Retype the material word for word.

Begin RECORDS

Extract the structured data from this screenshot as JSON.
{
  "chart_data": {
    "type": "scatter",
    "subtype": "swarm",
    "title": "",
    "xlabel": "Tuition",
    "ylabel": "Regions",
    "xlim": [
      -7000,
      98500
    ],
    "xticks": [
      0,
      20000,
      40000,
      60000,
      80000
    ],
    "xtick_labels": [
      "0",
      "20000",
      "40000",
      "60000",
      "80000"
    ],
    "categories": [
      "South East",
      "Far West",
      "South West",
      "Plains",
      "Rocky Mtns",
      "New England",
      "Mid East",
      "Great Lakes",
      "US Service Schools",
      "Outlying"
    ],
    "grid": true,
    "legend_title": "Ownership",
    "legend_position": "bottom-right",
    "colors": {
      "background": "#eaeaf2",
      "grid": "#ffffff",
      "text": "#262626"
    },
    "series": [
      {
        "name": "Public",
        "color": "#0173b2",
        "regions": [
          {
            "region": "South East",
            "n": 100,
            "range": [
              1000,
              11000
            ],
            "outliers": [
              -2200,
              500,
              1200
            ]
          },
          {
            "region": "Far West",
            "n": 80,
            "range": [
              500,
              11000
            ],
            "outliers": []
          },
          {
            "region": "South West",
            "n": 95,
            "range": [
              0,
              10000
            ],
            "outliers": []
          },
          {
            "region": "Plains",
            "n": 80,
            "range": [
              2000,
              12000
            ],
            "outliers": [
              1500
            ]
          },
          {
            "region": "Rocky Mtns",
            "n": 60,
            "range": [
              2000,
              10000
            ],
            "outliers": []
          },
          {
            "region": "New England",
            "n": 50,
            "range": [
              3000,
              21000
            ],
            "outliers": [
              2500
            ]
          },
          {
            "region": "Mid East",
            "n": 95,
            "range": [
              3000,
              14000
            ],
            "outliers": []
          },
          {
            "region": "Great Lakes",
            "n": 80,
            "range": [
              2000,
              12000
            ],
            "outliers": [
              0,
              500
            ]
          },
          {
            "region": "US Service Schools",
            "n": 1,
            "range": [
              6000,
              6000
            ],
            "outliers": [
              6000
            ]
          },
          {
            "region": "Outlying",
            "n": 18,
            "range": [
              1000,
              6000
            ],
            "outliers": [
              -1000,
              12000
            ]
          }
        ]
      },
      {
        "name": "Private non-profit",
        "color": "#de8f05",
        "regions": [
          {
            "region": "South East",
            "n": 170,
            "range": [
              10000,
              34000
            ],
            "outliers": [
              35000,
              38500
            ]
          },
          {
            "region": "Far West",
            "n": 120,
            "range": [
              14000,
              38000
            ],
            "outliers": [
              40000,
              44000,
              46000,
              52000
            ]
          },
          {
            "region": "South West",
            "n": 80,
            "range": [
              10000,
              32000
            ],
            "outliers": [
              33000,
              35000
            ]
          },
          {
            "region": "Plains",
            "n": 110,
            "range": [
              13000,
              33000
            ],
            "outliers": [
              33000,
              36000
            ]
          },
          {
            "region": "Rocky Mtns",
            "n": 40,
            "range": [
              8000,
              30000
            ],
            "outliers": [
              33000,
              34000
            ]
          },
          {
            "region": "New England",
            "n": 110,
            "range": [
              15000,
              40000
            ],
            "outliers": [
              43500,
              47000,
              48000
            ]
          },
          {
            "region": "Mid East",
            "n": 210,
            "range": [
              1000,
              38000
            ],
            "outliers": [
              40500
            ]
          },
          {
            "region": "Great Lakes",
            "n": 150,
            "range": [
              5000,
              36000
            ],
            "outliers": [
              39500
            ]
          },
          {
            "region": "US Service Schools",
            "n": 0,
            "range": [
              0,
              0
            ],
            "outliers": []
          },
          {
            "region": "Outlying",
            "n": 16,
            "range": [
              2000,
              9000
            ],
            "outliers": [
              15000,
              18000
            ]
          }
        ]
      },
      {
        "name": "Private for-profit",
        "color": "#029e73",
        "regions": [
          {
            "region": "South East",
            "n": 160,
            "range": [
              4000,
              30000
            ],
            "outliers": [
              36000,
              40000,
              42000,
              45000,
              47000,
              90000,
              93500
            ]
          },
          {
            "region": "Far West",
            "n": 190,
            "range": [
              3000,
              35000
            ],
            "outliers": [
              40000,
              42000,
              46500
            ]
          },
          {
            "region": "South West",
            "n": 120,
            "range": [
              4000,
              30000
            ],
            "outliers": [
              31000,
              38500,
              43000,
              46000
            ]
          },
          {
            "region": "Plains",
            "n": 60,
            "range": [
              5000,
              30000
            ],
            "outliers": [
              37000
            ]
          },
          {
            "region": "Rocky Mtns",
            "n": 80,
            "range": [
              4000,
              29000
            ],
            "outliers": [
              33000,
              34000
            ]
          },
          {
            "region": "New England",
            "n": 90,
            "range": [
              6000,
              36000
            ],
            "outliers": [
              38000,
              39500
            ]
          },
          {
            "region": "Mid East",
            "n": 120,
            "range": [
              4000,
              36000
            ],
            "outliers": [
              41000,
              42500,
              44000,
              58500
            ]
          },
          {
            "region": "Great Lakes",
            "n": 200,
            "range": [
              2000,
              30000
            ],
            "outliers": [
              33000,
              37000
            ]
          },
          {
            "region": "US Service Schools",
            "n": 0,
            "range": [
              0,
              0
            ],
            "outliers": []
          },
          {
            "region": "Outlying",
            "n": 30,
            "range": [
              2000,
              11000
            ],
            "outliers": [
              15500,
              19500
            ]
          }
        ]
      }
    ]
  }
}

End RECORDS

ANSWER TO THE PROBLEM
Extract the structured data from this screenshot as JSON.
{
  "chart_data": {
    "type": "scatter",
    "subtype": "swarm",
    "title": "",
    "xlabel": "Tuition",
    "ylabel": "Regions",
    "xlim": [
      -7000,
      98500
    ],
    "xticks": [
      0,
      20000,
      40000,
      60000,
      80000
    ],
    "xtick_labels": [
      "0",
      "20000",
      "40000",
      "60000",
      "80000"
    ],
    "categories": [
      "South East",
      "Far West",
      "South West",
      "Plains",
      "Rocky Mtns",
      "New England",
      "Mid East",
      "Great Lakes",
      "US Service Schools",
      "Outlying"
    ],
    "grid": true,
    "legend_title": "Ownership",
    "legend_position": "bottom-right",
    "colors": {
      "background": "#eaeaf2",
      "grid": "#ffffff",
      "text": "#262626"
    },
    "series": [
      {
        "name": "Public",
        "color": "#0173b2",
        "regions": [
          {
            "region": "South East",
            "n": 100,
            "range": [
              1000,
              11000
            ],
            "outliers": [
              -2200,
              500,
              1200
            ]
          },
          {
            "region": "Far West",
            "n": 80,
            "range": [
              500,
              11000
            ],
            "outliers": []
          },
          {
            "region": "South West",
            "n": 95,
            "range": [
              0,
              10000
            ],
            "outliers": []
          },
          {
            "region": "Plains",
            "n": 80,
            "range": [
              2000,
              12000
            ],
            "outliers": [
              1500
            ]
          },
          {
            "region": "Rocky Mtns",
            "n": 60,
            "range": [
              2000,
              10000
            ],
            "outliers": []
          },
          {
            "region": "New England",
            "n": 50,
            "range": [
              3000,
              21000
            ],
            "outliers": [
              2500
            ]
          },
          {
            "region": "Mid East",
            "n": 95,
            "range": [
              3000,
              14000
            ],
            "outliers": []
          },
          {
            "region": "Great Lakes",
            "n": 80,
            "range": [
              2000,
              12000
            ],
            "outliers": [
              0,
              500
            ]
          },
          {
            "region": "US Service Schools",
            "n": 1,
            "range": [
              6000,
              6000
            ],
            "outliers": [
              6000
            ]
          },
          {
            "region": "Outlying",
            "n": 18,
            "range": [
              1000,
              6000
            ],
            "outliers": [
              -1000,
              12000
            ]
          }
        ]
      },
      {
        "name": "Private non-profit",
        "color": "#de8f05",
        "regions": [
          {
            "region": "South East",
            "n": 170,
            "range": [
              10000,
              34000
            ],
            "outliers": [
              35000,
              38500
            ]
          },
          {
            "region": "Far West",
            "n": 120,
            "range": [
              14000,
              38000
            ],
            "outliers": [
              40000,
              44000,
              46000,
              52000
            ]
          },
          {
            "region": "South West",
            "n": 80,
            "range": [
              10000,
              32000
            ],
            "outliers": [
              33000,
              35000
            ]
          },
          {
            "region": "Plains",
            "n": 110,
            "range": [
              13000,
              33000
            ],
            "outliers": [
              33000,
              36000
            ]
          },
          {
            "region": "Rocky Mtns",
            "n": 40,
            "range": [
              8000,
              30000
            ],
            "outliers": [
              33000,
              34000
            ]
          },
          {
            "region": "New England",
            "n": 110,
            "range": [
              15000,
              40000
            ],
            "outliers": [
              43500,
              47000,
              48000
            ]
          },
          {
            "region": "Mid East",
            "n": 210,
            "range": [
              1000,
              38000
            ],
            "outliers": [
              40500
            ]
          },
          {
            "region": "Great Lakes",
            "n": 150,
            "range": [
              5000,
              36000
            ],
            "outliers": [
              39500
            ]
          },
          {
            "region": "US Service Schools",
            "n": 0,
            "range": [
              0,
              0
            ],
            "outliers": []
          },
          {
            "region": "Outlying",
            "n": 16,
            "range": [
              2000,
              9000
            ],
            "outliers": [
              15000,
              18000
            ]
          }
        ]
      },
      {
        "name": "Private for-profit",
        "color": "#029e73",
        "regions": [
          {
            "region": "South East",
            "n": 160,
            "range": [
              4000,
              30000
            ],
            "outliers": [
              36000,
              40000,
              42000,
              45000,
              47000,
              90000,
              93500
            ]
          },
          {
            "region": "Far West",
            "n": 190,
            "range": [
              3000,
              35000
            ],
            "outliers": [
              40000,
              42000,
              46500
            ]
          },
          {
            "region": "South West",
            "n": 120,
            "range": [
              4000,
              30000
            ],
            "outliers": [
              31000,
              38500,
              43000,
              46000
            ]
          },
          {
            "region": "Plains",
            "n": 60,
            "range": [
              5000,
              30000
            ],
            "outliers": [
              37000
            ]
          },
          {
            "region": "Rocky Mtns",
            "n": 80,
            "range": [
              4000,
              29000
            ],
            "outliers": [
              33000,
              34000
            ]
          },
          {
            "region": "New England",
            "n": 90,
            "range": [
              6000,
              36000
            ],
            "outliers": [
              38000,
              39500
            ]
          },
          {
            "region": "Mid East",
            "n": 120,
            "range": [
              4000,
              36000
            ],
            "outliers": [
              41000,
              42500,
              44000,
              58500
            ]
          },
          {
            "region": "Great Lakes",
            "n": 200,
            "range": [
              2000,
              30000
            ],
            "outliers": [
              33000,
              37000
            ]
          },
          {
            "region": "US Service Schools",
            "n": 0,
            "range": [
              0,
              0
            ],
            "outliers": []
          },
          {
            "region": "Outlying",
            "n": 30,
            "range": [
              2000,
              11000
            ],
            "outliers": [
              15500,
              19500
            ]
          }
        ]
      }
    ]
  }
}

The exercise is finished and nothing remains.